Reproduce the listing below in its entirety. Change nothing.

* * *

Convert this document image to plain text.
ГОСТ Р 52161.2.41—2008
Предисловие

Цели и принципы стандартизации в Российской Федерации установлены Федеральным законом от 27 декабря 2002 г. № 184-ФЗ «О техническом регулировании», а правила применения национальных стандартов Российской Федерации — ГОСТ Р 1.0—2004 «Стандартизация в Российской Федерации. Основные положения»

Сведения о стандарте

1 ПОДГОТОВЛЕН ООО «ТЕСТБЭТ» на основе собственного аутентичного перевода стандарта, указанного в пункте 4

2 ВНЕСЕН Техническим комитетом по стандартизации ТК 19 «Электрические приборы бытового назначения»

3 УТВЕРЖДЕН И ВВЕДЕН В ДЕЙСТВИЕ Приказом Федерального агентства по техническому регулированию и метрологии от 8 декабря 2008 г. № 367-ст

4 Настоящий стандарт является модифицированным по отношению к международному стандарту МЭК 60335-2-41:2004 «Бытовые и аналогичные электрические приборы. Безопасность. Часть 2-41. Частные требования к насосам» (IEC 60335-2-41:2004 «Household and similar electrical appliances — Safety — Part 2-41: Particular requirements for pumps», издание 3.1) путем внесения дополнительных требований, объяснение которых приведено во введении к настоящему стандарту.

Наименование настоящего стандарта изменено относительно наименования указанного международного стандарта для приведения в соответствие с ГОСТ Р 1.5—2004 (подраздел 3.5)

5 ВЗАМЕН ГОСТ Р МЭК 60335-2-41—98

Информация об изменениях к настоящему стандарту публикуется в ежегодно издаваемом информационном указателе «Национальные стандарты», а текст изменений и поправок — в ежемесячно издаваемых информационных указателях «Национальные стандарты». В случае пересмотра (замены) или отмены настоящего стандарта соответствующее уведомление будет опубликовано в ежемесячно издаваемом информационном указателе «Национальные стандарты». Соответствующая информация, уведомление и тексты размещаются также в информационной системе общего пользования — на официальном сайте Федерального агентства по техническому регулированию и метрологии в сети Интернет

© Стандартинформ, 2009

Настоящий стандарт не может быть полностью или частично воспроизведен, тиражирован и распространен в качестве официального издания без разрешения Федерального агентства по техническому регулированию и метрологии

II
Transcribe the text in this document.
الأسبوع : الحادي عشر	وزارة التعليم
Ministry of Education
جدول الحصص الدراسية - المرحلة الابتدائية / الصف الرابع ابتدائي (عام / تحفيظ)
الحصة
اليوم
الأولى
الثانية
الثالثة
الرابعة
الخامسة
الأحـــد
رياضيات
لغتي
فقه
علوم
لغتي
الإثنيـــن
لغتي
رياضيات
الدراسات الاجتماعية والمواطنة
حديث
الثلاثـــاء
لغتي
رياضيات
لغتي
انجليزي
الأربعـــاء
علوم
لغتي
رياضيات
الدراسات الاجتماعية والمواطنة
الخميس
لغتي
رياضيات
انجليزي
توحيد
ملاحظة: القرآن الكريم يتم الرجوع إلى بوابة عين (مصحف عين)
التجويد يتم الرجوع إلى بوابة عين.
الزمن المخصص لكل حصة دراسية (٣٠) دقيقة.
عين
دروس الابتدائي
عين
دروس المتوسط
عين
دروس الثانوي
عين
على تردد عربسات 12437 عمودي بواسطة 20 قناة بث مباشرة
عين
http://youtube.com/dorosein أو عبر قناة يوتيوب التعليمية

* * *

Answer in full
Convert this document image to plain text.
ГОСТ Р 52161.2.41—2008
Предисловие

Цели и принципы стандартизации в Российской Федерации установлены Федеральным законом от 27 декабря 2002 г. № 184-ФЗ «О техническом регулировании», а правила применения национальных стандартов Российской Федерации — ГОСТ Р 1.0—2004 «Стандартизация в Российской Федерации. Основные положения»

Сведения о стандарте

1 ПОДГОТОВЛЕН ООО «ТЕСТБЭТ» на основе собственного аутентичного перевода стандарта, указанного в пункте 4

2 ВНЕСЕН Техническим комитетом по стандартизации ТК 19 «Электрические приборы бытового назначения»

3 УТВЕРЖДЕН И ВВЕДЕН В ДЕЙСТВИЕ Приказом Федерального агентства по техническому регулированию и метрологии от 8 декабря 2008 г. № 367-ст

4 Настоящий стандарт является модифицированным по отношению к международному стандарту МЭК 60335-2-41:2004 «Бытовые и аналогичные электрические приборы. Безопасность. Часть 2-41. Частные требования к насосам» (IEC 60335-2-41:2004 «Household and similar electrical appliances — Safety — Part 2-41: Particular requirements for pumps», издание 3.1) путем внесения дополнительных требований, объяснение которых приведено во введении к настоящему стандарту.

Наименование настоящего стандарта изменено относительно наименования указанного международного стандарта для приведения в соответствие с ГОСТ Р 1.5—2004 (подраздел 3.5)

5 ВЗАМЕН ГОСТ Р МЭК 60335-2-41—98

Информация об изменениях к настоящему стандарту публикуется в ежегодно издаваемом информационном указателе «Национальные стандарты», а текст изменений и поправок — в ежемесячно издаваемых информационных указателях «Национальные стандарты». В случае пересмотра (замены) или отмены настоящего стандарта соответствующее уведомление будет опубликовано в ежемесячно издаваемом информационном указателе «Национальные стандарты». Соответствующая информация, уведомление и тексты размещаются также в информационной системе общего пользования — на официальном сайте Федерального агентства по техническому регулированию и метрологии в сети Интернет

© Стандартинформ, 2009

Настоящий стандарт не может быть полностью или частично воспроизведен, тиражирован и распространен в качестве официального издания без разрешения Федерального агентства по техническому регулированию и метрологии

II
Transcribe the text in this document.
الأسبوع : الحادي عشر	وزارة التعليم
Ministry of Education
جدول الحصص الدراسية - المرحلة الابتدائية / الصف الرابع ابتدائي (عام / تحفيظ)
الحصة
اليوم
الأولى
الثانية
الثالثة
الرابعة
الخامسة
الأحـــد
رياضيات
لغتي
فقه
علوم
لغتي
الإثنيـــن
لغتي
رياضيات
الدراسات الاجتماعية والمواطنة
حديث
الثلاثـــاء
لغتي
رياضيات
لغتي
انجليزي
الأربعـــاء
علوم
لغتي
رياضيات
الدراسات الاجتماعية والمواطنة
الخميس
لغتي
رياضيات
انجليزي
توحيد
ملاحظة: القرآن الكريم يتم الرجوع إلى بوابة عين (مصحف عين)
التجويد يتم الرجوع إلى بوابة عين.
الزمن المخصص لكل حصة دراسية (٣٠) دقيقة.
عين
دروس الابتدائي
عين
دروس المتوسط
عين
دروس الثانوي
عين
على تردد عربسات 12437 عمودي بواسطة 20 قناة بث مباشرة
عين
http://youtube.com/dorosein أو عبر قناة يوتيوب التعليمية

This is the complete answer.